---- Material for this task
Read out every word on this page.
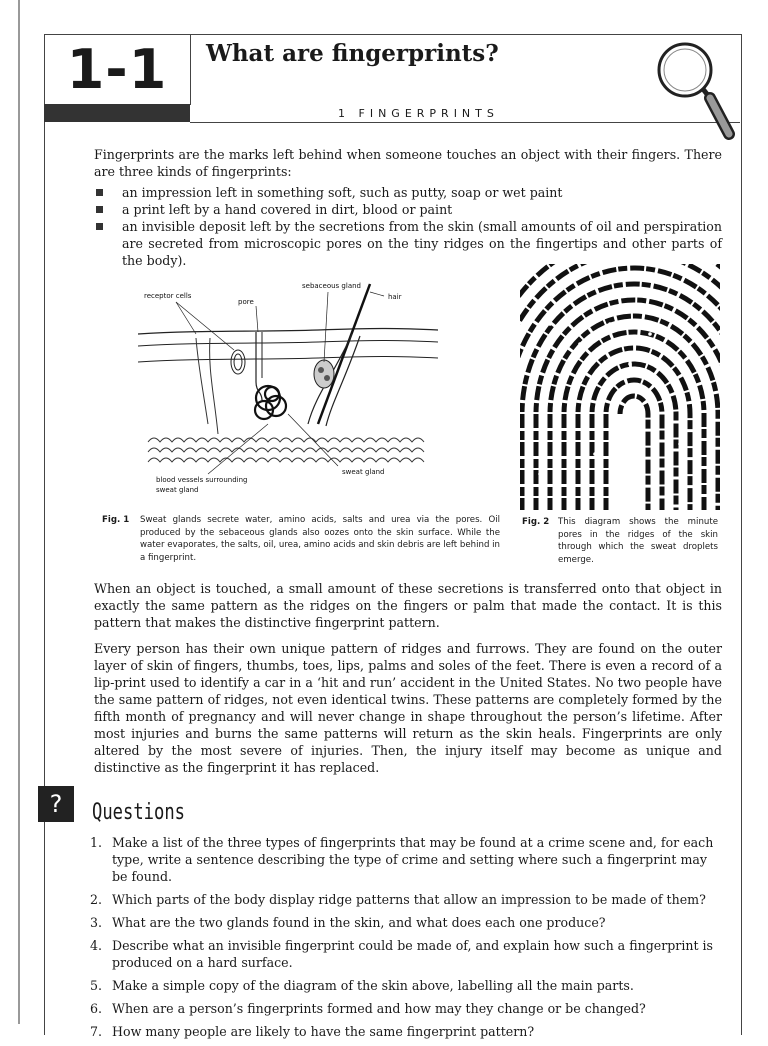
1-1	What are fingerprints?
1 FINGERPRINTS
Fingerprints are the marks left behind when someone touches an object with their fingers. There are three kinds of fingerprints:
an impression left in something soft, such as putty, soap or wet paint
a print left by a hand covered in dirt, blood or paint
an invisible deposit left by the secretions from the skin (small amounts of oil and perspiration are secreted from microscopic pores on the tiny ridges on the fingertips and other parts of the body).
receptor cells
pore
sebaceous gland
hair
sweat gland
blood vessels surrounding
sweat gland
Fig. 1	Sweat glands secrete water, amino acids, salts and urea via the pores. Oil produced by the sebaceous glands also oozes onto the skin surface. While the water evaporates, the salts, oil, urea, amino acids and skin debris are left behind in a fingerprint.
Fig. 2	This diagram shows the minute pores in the ridges of the skin through which the sweat droplets emerge.
When an object is touched, a small amount of these secretions is transferred onto that object in exactly the same pattern as the ridges on the fingers or palm that made the contact. It is this pattern that makes the distinctive fingerprint pattern.
Every person has their own unique pattern of ridges and furrows. They are found on the outer layer of skin of fingers, thumbs, toes, lips, palms and soles of the feet. There is even a record of a lip-print used to identify a car in a ‘hit and run’ accident in the United States. No two people have the same pattern of ridges, not even identical twins. These patterns are completely formed by the fifth month of pregnancy and will never change in shape throughout the person’s lifetime. After most injuries and burns the same patterns will return as the skin heals. Fingerprints are only altered by the most severe of injuries. Then, the injury itself may become as unique and distinctive as the fingerprint it has replaced.
?	Questions
1. Make a list of the three types of fingerprints that may be found at a crime scene and, for each type, write a sentence describing the type of crime and setting where such a fingerprint may be found.
2. Which parts of the body display ridge patterns that allow an impression to be made of them?
3. What are the two glands found in the skin, and what does each one produce?
4. Describe what an invisible fingerprint could be made of, and explain how such a fingerprint is produced on a hard surface.
5. Make a simple copy of the diagram of the skin above, labelling all the main parts.
6. When are a person’s fingerprints formed and how may they change or be changed?
7. How many people are likely to have the same fingerprint pattern?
--------
Output every record verbatim, excluding any picture it contains.

Read out every word on this page.
1-1	What are fingerprints?
1 FINGERPRINTS
Fingerprints are the marks left behind when someone touches an object with their fingers. There are three kinds of fingerprints:
an impression left in something soft, such as putty, soap or wet paint
a print left by a hand covered in dirt, blood or paint
an invisible deposit left by the secretions from the skin (small amounts of oil and perspiration are secreted from microscopic pores on the tiny ridges on the fingertips and other parts of the body).
receptor cells
pore
sebaceous gland
hair
sweat gland
blood vessels surrounding
sweat gland
Fig. 1	Sweat glands secrete water, amino acids, salts and urea via the pores. Oil produced by the sebaceous glands also oozes onto the skin surface. While the water evaporates, the salts, oil, urea, amino acids and skin debris are left behind in a fingerprint.
Fig. 2	This diagram shows the minute pores in the ridges of the skin through which the sweat droplets emerge.
When an object is touched, a small amount of these secretions is transferred onto that object in exactly the same pattern as the ridges on the fingers or palm that made the contact. It is this pattern that makes the distinctive fingerprint pattern.
Every person has their own unique pattern of ridges and furrows. They are found on the outer layer of skin of fingers, thumbs, toes, lips, palms and soles of the feet. There is even a record of a lip-print used to identify a car in a ‘hit and run’ accident in the United States. No two people have the same pattern of ridges, not even identical twins. These patterns are completely formed by the fifth month of pregnancy and will never change in shape throughout the person’s lifetime. After most injuries and burns the same patterns will return as the skin heals. Fingerprints are only altered by the most severe of injuries. Then, the injury itself may become as unique and distinctive as the fingerprint it has replaced.
?	Questions
1. Make a list of the three types of fingerprints that may be found at a crime scene and, for each type, write a sentence describing the type of crime and setting where such a fingerprint may be found.
2. Which parts of the body display ridge patterns that allow an impression to be made of them?
3. What are the two glands found in the skin, and what does each one produce?
4. Describe what an invisible fingerprint could be made of, and explain how such a fingerprint is produced on a hard surface.
5. Make a simple copy of the diagram of the skin above, labelling all the main parts.
6. When are a person’s fingerprints formed and how may they change or be changed?
7. How many people are likely to have the same fingerprint pattern?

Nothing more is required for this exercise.